(Some records)
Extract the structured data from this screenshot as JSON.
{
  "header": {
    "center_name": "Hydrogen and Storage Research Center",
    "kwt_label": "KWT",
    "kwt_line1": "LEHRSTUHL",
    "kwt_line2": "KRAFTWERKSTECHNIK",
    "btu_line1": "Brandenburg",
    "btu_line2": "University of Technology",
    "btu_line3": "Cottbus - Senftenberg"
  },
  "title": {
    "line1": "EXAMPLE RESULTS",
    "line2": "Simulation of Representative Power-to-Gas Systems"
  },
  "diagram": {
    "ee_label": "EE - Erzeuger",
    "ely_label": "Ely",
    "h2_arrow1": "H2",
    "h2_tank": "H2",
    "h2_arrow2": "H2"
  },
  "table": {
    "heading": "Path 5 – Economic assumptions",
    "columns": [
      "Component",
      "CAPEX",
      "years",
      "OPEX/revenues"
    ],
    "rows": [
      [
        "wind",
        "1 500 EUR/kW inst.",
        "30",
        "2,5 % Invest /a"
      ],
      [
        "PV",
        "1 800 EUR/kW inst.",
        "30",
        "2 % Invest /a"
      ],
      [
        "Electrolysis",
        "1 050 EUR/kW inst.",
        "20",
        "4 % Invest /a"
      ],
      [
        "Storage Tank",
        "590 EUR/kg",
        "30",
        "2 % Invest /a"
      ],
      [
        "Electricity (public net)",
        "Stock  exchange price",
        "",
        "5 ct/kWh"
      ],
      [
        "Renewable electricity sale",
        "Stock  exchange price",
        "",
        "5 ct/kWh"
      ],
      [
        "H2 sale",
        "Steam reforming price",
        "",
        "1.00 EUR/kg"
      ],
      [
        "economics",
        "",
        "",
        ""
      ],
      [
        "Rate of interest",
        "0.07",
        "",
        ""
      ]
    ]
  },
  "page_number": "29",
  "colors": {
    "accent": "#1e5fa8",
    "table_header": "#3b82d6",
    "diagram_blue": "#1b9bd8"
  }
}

[What the exercise asks] Restate each record word for word.

[Answer to the problem]
Extract the structured data from this screenshot as JSON.
{
  "header": {
    "center_name": "Hydrogen and Storage Research Center",
    "kwt_label": "KWT",
    "kwt_line1": "LEHRSTUHL",
    "kwt_line2": "KRAFTWERKSTECHNIK",
    "btu_line1": "Brandenburg",
    "btu_line2": "University of Technology",
    "btu_line3": "Cottbus - Senftenberg"
  },
  "title": {
    "line1": "EXAMPLE RESULTS",
    "line2": "Simulation of Representative Power-to-Gas Systems"
  },
  "diagram": {
    "ee_label": "EE - Erzeuger",
    "ely_label": "Ely",
    "h2_arrow1": "H2",
    "h2_tank": "H2",
    "h2_arrow2": "H2"
  },
  "table": {
    "heading": "Path 5 – Economic assumptions",
    "columns": [
      "Component",
      "CAPEX",
      "years",
      "OPEX/revenues"
    ],
    "rows": [
      [
        "wind",
        "1 500 EUR/kW inst.",
        "30",
        "2,5 % Invest /a"
      ],
      [
        "PV",
        "1 800 EUR/kW inst.",
        "30",
        "2 % Invest /a"
      ],
      [
        "Electrolysis",
        "1 050 EUR/kW inst.",
        "20",
        "4 % Invest /a"
      ],
      [
        "Storage Tank",
        "590 EUR/kg",
        "30",
        "2 % Invest /a"
      ],
      [
        "Electricity (public net)",
        "Stock  exchange price",
        "",
        "5 ct/kWh"
      ],
      [
        "Renewable electricity sale",
        "Stock  exchange price",
        "",
        "5 ct/kWh"
      ],
      [
        "H2 sale",
        "Steam reforming price",
        "",
        "1.00 EUR/kg"
      ],
      [
        "economics",
        "",
        "",
        ""
      ],
      [
        "Rate of interest",
        "0.07",
        "",
        ""
      ]
    ]
  },
  "page_number": "29",
  "colors": {
    "accent": "#1e5fa8",
    "table_header": "#3b82d6",
    "diagram_blue": "#1b9bd8"
  }
}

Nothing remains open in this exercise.